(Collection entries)
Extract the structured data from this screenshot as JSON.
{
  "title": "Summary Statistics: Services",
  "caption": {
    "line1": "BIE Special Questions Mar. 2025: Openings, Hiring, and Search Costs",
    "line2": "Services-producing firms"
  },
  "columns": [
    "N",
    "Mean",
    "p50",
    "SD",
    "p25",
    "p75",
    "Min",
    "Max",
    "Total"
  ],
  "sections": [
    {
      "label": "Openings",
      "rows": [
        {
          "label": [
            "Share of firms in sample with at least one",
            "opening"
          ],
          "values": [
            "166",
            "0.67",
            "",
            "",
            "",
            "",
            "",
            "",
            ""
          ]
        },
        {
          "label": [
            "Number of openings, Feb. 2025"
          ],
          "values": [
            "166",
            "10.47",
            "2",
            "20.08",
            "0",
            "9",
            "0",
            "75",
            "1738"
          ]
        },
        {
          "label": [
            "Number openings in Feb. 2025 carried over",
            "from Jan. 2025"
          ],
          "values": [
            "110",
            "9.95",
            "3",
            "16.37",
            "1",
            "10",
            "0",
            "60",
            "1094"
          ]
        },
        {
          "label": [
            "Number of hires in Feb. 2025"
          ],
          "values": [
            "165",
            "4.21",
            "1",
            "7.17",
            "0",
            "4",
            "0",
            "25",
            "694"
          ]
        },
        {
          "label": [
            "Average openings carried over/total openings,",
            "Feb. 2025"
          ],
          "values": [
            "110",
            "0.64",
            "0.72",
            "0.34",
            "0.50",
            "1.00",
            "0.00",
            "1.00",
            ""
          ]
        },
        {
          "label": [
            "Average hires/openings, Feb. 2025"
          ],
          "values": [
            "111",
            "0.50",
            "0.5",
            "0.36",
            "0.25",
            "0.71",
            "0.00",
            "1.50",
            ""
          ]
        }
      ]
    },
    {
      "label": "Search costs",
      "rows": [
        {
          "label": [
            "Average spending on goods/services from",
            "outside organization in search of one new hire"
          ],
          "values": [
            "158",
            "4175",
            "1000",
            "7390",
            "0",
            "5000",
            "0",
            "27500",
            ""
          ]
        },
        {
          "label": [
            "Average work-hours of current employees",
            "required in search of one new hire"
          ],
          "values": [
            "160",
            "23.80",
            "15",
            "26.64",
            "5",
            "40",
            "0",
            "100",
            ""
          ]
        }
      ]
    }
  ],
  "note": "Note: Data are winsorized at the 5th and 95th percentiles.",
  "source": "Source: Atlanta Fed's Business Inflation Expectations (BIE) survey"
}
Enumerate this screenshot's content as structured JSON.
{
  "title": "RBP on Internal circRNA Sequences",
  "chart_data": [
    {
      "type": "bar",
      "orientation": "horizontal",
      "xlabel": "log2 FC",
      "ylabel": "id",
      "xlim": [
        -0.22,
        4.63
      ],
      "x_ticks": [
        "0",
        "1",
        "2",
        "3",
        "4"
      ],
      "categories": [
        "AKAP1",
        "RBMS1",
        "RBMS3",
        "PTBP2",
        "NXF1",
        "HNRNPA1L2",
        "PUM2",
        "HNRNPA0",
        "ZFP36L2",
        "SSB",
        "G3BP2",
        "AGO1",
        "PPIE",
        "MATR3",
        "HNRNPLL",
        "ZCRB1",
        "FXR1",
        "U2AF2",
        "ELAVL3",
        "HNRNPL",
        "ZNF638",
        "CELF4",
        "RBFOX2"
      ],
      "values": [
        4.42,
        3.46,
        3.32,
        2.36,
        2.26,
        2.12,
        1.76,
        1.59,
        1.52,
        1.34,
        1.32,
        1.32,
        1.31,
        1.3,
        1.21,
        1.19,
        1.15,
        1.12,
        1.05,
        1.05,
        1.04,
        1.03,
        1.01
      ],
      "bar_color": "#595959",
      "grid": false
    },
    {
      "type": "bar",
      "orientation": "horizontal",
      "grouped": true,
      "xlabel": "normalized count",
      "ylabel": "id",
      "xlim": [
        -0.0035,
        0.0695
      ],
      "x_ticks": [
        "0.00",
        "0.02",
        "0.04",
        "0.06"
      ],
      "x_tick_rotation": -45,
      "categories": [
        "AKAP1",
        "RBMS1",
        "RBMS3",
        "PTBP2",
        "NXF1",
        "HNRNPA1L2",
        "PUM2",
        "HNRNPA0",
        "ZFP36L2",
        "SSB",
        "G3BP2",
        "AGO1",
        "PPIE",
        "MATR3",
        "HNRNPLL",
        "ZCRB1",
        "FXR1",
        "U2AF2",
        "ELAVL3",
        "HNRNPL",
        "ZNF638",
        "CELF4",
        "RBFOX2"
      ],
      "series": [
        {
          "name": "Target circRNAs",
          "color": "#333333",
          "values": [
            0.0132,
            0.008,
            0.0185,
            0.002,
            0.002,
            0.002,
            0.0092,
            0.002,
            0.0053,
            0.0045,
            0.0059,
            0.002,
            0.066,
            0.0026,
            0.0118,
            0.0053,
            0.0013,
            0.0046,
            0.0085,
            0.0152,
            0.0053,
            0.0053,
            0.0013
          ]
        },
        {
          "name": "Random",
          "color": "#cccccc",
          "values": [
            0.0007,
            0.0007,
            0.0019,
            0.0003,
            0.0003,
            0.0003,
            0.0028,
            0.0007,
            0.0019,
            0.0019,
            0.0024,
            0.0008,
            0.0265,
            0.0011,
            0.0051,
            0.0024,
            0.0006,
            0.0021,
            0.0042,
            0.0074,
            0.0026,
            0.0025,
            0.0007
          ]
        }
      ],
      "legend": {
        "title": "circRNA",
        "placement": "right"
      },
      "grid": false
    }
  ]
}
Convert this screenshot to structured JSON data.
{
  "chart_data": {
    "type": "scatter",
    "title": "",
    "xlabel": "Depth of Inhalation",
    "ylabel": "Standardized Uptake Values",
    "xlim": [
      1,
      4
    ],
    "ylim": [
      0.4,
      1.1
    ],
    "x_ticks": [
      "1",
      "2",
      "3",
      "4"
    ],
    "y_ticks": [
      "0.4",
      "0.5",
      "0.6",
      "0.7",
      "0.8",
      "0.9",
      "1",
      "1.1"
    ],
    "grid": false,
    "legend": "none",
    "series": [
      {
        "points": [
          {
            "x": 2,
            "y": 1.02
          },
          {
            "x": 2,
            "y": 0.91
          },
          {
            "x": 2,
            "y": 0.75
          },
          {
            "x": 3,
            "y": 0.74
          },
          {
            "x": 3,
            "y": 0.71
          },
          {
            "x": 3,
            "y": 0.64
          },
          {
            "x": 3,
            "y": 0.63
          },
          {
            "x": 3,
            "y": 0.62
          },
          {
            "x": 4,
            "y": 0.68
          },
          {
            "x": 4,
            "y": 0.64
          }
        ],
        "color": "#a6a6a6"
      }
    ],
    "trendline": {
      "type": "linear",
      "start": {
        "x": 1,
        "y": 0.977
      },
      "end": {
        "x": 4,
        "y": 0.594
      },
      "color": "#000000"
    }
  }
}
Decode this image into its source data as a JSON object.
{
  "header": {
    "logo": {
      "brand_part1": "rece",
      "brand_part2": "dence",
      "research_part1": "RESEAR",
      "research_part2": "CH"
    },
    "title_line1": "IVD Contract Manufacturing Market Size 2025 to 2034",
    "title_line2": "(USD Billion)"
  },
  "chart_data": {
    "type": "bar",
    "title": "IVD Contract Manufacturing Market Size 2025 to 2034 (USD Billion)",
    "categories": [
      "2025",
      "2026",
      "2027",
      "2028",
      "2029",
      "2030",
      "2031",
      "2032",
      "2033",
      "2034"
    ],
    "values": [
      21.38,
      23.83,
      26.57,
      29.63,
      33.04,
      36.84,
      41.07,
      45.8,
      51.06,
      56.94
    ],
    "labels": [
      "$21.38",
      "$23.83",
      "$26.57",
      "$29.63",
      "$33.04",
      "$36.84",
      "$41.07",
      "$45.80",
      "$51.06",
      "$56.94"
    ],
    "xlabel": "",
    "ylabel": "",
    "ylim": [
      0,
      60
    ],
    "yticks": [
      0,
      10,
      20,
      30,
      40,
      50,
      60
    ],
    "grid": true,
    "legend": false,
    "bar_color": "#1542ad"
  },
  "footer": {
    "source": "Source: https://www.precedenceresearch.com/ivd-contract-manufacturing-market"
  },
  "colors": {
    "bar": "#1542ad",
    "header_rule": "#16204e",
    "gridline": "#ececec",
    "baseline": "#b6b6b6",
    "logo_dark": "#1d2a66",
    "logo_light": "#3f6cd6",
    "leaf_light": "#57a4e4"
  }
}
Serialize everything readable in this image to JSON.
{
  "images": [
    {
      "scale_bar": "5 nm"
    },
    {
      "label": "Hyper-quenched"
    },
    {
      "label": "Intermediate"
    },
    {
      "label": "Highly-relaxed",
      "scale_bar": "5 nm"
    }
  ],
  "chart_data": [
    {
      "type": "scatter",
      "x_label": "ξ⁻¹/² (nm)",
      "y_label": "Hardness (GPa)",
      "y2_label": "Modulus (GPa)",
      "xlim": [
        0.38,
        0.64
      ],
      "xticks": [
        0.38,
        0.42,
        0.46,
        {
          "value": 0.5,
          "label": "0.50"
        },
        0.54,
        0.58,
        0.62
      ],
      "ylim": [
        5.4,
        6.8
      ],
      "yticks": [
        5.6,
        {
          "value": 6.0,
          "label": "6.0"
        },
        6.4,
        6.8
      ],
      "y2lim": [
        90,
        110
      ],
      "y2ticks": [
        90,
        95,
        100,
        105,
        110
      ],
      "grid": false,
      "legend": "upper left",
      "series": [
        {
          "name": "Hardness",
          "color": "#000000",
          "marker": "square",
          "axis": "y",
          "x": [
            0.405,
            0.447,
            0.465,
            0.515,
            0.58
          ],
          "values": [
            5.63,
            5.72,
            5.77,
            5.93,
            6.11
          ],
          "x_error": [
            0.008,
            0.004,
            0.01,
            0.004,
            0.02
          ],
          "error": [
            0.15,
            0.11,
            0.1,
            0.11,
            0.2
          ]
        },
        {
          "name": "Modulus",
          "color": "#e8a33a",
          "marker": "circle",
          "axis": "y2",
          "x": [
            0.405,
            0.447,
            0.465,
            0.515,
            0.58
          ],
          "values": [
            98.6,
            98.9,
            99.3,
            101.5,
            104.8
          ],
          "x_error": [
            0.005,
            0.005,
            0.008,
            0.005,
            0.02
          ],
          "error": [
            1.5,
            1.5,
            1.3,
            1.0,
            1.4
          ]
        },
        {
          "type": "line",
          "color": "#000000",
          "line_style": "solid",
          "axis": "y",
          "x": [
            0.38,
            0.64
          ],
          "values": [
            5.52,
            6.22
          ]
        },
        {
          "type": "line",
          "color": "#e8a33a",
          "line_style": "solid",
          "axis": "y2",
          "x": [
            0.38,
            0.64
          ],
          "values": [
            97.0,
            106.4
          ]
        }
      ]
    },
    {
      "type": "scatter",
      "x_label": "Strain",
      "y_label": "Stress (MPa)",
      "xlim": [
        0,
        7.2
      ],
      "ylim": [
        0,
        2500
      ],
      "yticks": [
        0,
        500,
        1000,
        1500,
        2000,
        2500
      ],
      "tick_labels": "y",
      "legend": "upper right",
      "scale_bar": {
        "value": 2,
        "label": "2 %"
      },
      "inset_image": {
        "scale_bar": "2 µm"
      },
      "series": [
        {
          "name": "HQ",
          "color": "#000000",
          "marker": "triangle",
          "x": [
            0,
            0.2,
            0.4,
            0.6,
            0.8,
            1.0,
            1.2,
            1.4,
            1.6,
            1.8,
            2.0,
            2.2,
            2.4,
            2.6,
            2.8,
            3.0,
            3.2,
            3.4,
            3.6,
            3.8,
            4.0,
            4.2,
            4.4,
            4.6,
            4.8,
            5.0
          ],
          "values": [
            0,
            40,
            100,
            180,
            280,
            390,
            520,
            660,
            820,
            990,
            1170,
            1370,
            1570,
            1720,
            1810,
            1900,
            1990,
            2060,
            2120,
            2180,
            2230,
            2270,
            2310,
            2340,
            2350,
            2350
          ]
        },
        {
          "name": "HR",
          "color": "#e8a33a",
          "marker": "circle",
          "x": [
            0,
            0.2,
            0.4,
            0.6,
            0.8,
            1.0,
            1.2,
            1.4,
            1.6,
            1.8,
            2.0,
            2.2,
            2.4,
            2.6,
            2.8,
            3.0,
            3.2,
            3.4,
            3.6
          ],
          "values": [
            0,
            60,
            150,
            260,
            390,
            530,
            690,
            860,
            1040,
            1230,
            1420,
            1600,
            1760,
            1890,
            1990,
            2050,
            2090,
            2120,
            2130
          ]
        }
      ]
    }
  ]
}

→ **Your objective**:
Look through the entries and work out how many lines have the word "false" in them; reply with that number only.

→ **Expected answer**:
5